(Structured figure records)
•••••
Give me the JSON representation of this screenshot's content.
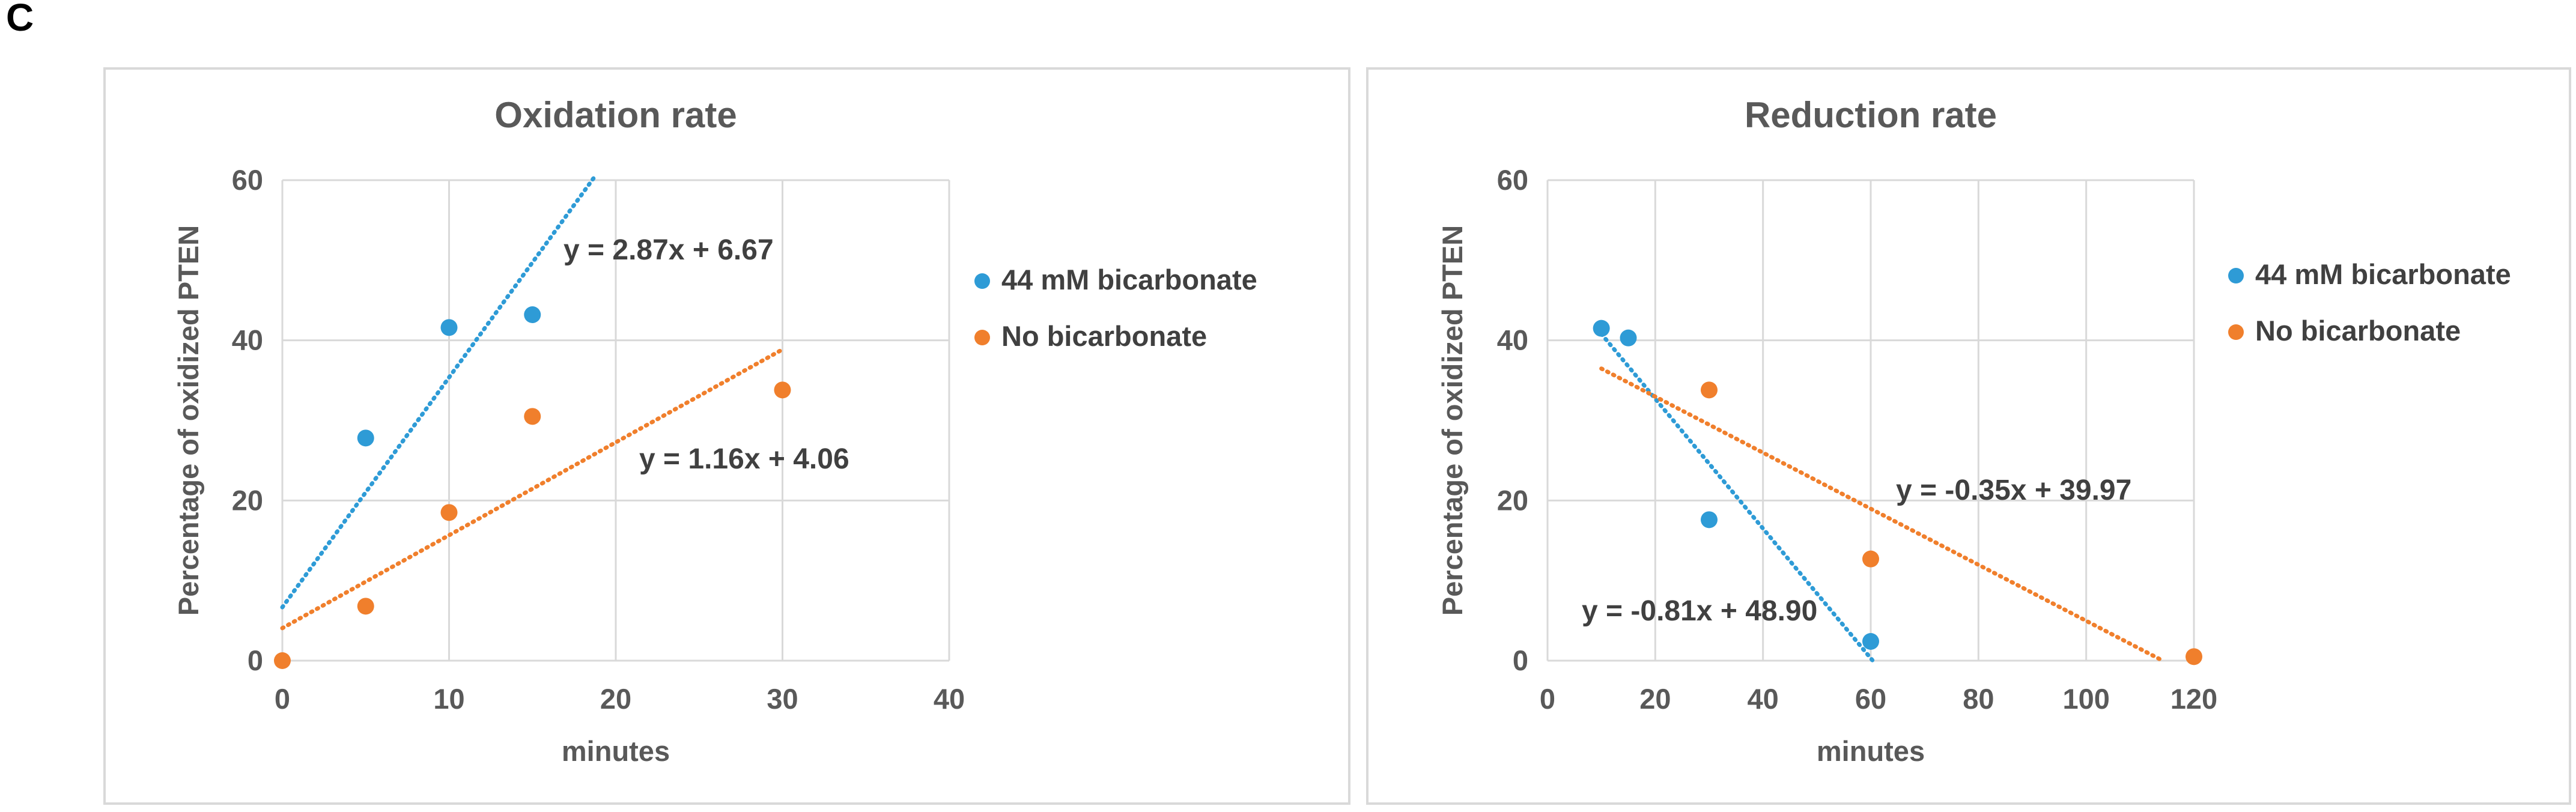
{
  "panel_label": "C",
  "colors": {
    "series1": "#2e9bd6",
    "series2": "#f07f2c",
    "grid": "#d9d9d9",
    "text": "#595959"
  },
  "chart_data": [
    {
      "id": "oxidation",
      "type": "scatter",
      "title": "Oxidation rate",
      "xlabel": "minutes",
      "ylabel": "Percentage of oxidized PTEN",
      "xlim": [
        0,
        40
      ],
      "ylim": [
        0,
        60
      ],
      "xticks": [
        0,
        10,
        20,
        30,
        40
      ],
      "yticks": [
        0,
        20,
        40,
        60
      ],
      "grid": true,
      "legend_position": "right",
      "series": [
        {
          "name": "44 mM bicarbonate",
          "color": "#2e9bd6",
          "x": [
            5,
            10,
            15
          ],
          "y": [
            27.8,
            41.6,
            43.2
          ],
          "trendline": {
            "slope": 2.87,
            "intercept": 6.67,
            "x_range": [
              0,
              18.8
            ],
            "label": "y = 2.87x + 6.67"
          }
        },
        {
          "name": "No bicarbonate",
          "color": "#f07f2c",
          "x": [
            0,
            5,
            10,
            15,
            30
          ],
          "y": [
            0,
            6.8,
            18.5,
            30.5,
            33.8
          ],
          "trendline": {
            "slope": 1.16,
            "intercept": 4.06,
            "x_range": [
              0,
              30
            ],
            "label": "y = 1.16x + 4.06"
          }
        }
      ]
    },
    {
      "id": "reduction",
      "type": "scatter",
      "title": "Reduction rate",
      "xlabel": "minutes",
      "ylabel": "Percentage of oxidized PTEN",
      "xlim": [
        0,
        120
      ],
      "ylim": [
        0,
        60
      ],
      "xticks": [
        0,
        20,
        40,
        60,
        80,
        100,
        120
      ],
      "yticks": [
        0,
        20,
        40,
        60
      ],
      "grid": true,
      "legend_position": "right",
      "series": [
        {
          "name": "44 mM bicarbonate",
          "color": "#2e9bd6",
          "x": [
            10,
            15,
            30,
            60
          ],
          "y": [
            41.5,
            40.3,
            17.6,
            2.4
          ],
          "trendline": {
            "slope": -0.81,
            "intercept": 48.9,
            "x_range": [
              10,
              60.4
            ],
            "label": "y = -0.81x + 48.90"
          }
        },
        {
          "name": "No bicarbonate",
          "color": "#f07f2c",
          "x": [
            30,
            60,
            120
          ],
          "y": [
            33.8,
            12.7,
            0.5
          ],
          "trendline": {
            "slope": -0.35,
            "intercept": 39.97,
            "x_range": [
              10,
              114.2
            ],
            "label": "y = -0.35x + 39.97"
          }
        }
      ]
    }
  ]
}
•••••
Prompt:
Omit the pictures, and quote the material above exactly as given.

Exercise solution:
Give me the JSON representation of this screenshot's content.
{
  "panel_label": "C",
  "colors": {
    "series1": "#2e9bd6",
    "series2": "#f07f2c",
    "grid": "#d9d9d9",
    "text": "#595959"
  },
  "chart_data": [
    {
      "id": "oxidation",
      "type": "scatter",
      "title": "Oxidation rate",
      "xlabel": "minutes",
      "ylabel": "Percentage of oxidized PTEN",
      "xlim": [
        0,
        40
      ],
      "ylim": [
        0,
        60
      ],
      "xticks": [
        0,
        10,
        20,
        30,
        40
      ],
      "yticks": [
        0,
        20,
        40,
        60
      ],
      "grid": true,
      "legend_position": "right",
      "series": [
        {
          "name": "44 mM bicarbonate",
          "color": "#2e9bd6",
          "x": [
            5,
            10,
            15
          ],
          "y": [
            27.8,
            41.6,
            43.2
          ],
          "trendline": {
            "slope": 2.87,
            "intercept": 6.67,
            "x_range": [
              0,
              18.8
            ],
            "label": "y = 2.87x + 6.67"
          }
        },
        {
          "name": "No bicarbonate",
          "color": "#f07f2c",
          "x": [
            0,
            5,
            10,
            15,
            30
          ],
          "y": [
            0,
            6.8,
            18.5,
            30.5,
            33.8
          ],
          "trendline": {
            "slope": 1.16,
            "intercept": 4.06,
            "x_range": [
              0,
              30
            ],
            "label": "y = 1.16x + 4.06"
          }
        }
      ]
    },
    {
      "id": "reduction",
      "type": "scatter",
      "title": "Reduction rate",
      "xlabel": "minutes",
      "ylabel": "Percentage of oxidized PTEN",
      "xlim": [
        0,
        120
      ],
      "ylim": [
        0,
        60
      ],
      "xticks": [
        0,
        20,
        40,
        60,
        80,
        100,
        120
      ],
      "yticks": [
        0,
        20,
        40,
        60
      ],
      "grid": true,
      "legend_position": "right",
      "series": [
        {
          "name": "44 mM bicarbonate",
          "color": "#2e9bd6",
          "x": [
            10,
            15,
            30,
            60
          ],
          "y": [
            41.5,
            40.3,
            17.6,
            2.4
          ],
          "trendline": {
            "slope": -0.81,
            "intercept": 48.9,
            "x_range": [
              10,
              60.4
            ],
            "label": "y = -0.81x + 48.90"
          }
        },
        {
          "name": "No bicarbonate",
          "color": "#f07f2c",
          "x": [
            30,
            60,
            120
          ],
          "y": [
            33.8,
            12.7,
            0.5
          ],
          "trendline": {
            "slope": -0.35,
            "intercept": 39.97,
            "x_range": [
              10,
              114.2
            ],
            "label": "y = -0.35x + 39.97"
          }
        }
      ]
    }
  ]
}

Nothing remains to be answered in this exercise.